--- BEGIN ---

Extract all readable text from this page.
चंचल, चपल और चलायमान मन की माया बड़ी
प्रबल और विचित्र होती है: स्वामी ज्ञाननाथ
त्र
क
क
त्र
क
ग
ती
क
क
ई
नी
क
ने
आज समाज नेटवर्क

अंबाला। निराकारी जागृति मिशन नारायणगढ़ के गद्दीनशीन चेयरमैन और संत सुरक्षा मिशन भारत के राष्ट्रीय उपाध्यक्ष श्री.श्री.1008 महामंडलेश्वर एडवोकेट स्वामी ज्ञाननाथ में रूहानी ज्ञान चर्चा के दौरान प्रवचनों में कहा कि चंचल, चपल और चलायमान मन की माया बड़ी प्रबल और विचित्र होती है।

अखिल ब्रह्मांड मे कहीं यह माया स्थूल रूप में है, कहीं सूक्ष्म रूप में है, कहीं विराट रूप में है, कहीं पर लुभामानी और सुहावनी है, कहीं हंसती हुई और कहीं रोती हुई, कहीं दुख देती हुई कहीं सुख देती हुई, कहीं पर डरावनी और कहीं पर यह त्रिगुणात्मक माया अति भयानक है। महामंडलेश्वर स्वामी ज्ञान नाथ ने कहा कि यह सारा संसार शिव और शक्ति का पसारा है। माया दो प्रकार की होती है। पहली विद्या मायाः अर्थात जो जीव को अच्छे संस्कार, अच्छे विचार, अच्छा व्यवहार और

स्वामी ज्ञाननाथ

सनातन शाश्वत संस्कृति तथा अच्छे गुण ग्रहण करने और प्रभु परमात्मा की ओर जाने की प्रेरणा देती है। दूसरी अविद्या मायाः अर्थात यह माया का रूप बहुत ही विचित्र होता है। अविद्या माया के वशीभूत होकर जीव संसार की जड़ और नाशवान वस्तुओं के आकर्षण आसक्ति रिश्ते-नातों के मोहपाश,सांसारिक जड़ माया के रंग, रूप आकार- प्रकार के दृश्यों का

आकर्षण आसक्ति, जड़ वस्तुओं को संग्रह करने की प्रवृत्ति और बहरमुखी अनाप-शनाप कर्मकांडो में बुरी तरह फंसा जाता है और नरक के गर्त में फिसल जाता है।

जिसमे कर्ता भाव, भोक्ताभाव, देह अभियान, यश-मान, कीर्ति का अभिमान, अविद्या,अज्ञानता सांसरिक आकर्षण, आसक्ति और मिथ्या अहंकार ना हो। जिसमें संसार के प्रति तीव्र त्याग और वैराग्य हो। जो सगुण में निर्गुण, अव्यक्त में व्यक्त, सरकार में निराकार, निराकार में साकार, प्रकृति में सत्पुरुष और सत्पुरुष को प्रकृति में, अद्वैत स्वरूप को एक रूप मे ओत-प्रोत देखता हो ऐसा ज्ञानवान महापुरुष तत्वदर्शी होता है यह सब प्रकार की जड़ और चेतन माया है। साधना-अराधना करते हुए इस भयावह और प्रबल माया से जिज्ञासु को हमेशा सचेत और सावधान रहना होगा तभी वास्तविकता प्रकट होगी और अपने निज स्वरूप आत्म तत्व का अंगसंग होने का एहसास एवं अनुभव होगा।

--- END ---

● **Task brief**
Reproduce the full listing exactly.

● **Output of the task**
Extract all readable text from this page.
चंचल, चपल और चलायमान मन की माया बड़ी
प्रबल और विचित्र होती है: स्वामी ज्ञाननाथ
त्र
क
क
त्र
क
ग
ती
क
क
ई
नी
क
ने
आज समाज नेटवर्क

अंबाला। निराकारी जागृति मिशन नारायणगढ़ के गद्दीनशीन चेयरमैन और संत सुरक्षा मिशन भारत के राष्ट्रीय उपाध्यक्ष श्री.श्री.1008 महामंडलेश्वर एडवोकेट स्वामी ज्ञाननाथ में रूहानी ज्ञान चर्चा के दौरान प्रवचनों में कहा कि चंचल, चपल और चलायमान मन की माया बड़ी प्रबल और विचित्र होती है।

अखिल ब्रह्मांड मे कहीं यह माया स्थूल रूप में है, कहीं सूक्ष्म रूप में है, कहीं विराट रूप में है, कहीं पर लुभामानी और सुहावनी है, कहीं हंसती हुई और कहीं रोती हुई, कहीं दुख देती हुई कहीं सुख देती हुई, कहीं पर डरावनी और कहीं पर यह त्रिगुणात्मक माया अति भयानक है। महामंडलेश्वर स्वामी ज्ञान नाथ ने कहा कि यह सारा संसार शिव और शक्ति का पसारा है। माया दो प्रकार की होती है। पहली विद्या मायाः अर्थात जो जीव को अच्छे संस्कार, अच्छे विचार, अच्छा व्यवहार और

स्वामी ज्ञाननाथ

सनातन शाश्वत संस्कृति तथा अच्छे गुण ग्रहण करने और प्रभु परमात्मा की ओर जाने की प्रेरणा देती है। दूसरी अविद्या मायाः अर्थात यह माया का रूप बहुत ही विचित्र होता है। अविद्या माया के वशीभूत होकर जीव संसार की जड़ और नाशवान वस्तुओं के आकर्षण आसक्ति रिश्ते-नातों के मोहपाश,सांसारिक जड़ माया के रंग, रूप आकार- प्रकार के दृश्यों का

आकर्षण आसक्ति, जड़ वस्तुओं को संग्रह करने की प्रवृत्ति और बहरमुखी अनाप-शनाप कर्मकांडो में बुरी तरह फंसा जाता है और नरक के गर्त में फिसल जाता है।

जिसमे कर्ता भाव, भोक्ताभाव, देह अभियान, यश-मान, कीर्ति का अभिमान, अविद्या,अज्ञानता सांसरिक आकर्षण, आसक्ति और मिथ्या अहंकार ना हो। जिसमें संसार के प्रति तीव्र त्याग और वैराग्य हो। जो सगुण में निर्गुण, अव्यक्त में व्यक्त, सरकार में निराकार, निराकार में साकार, प्रकृति में सत्पुरुष और सत्पुरुष को प्रकृति में, अद्वैत स्वरूप को एक रूप मे ओत-प्रोत देखता हो ऐसा ज्ञानवान महापुरुष तत्वदर्शी होता है यह सब प्रकार की जड़ और चेतन माया है। साधना-अराधना करते हुए इस भयावह और प्रबल माया से जिज्ञासु को हमेशा सचेत और सावधान रहना होगा तभी वास्तविकता प्रकट होगी और अपने निज स्वरूप आत्म तत्व का अंगसंग होने का एहसास एवं अनुभव होगा।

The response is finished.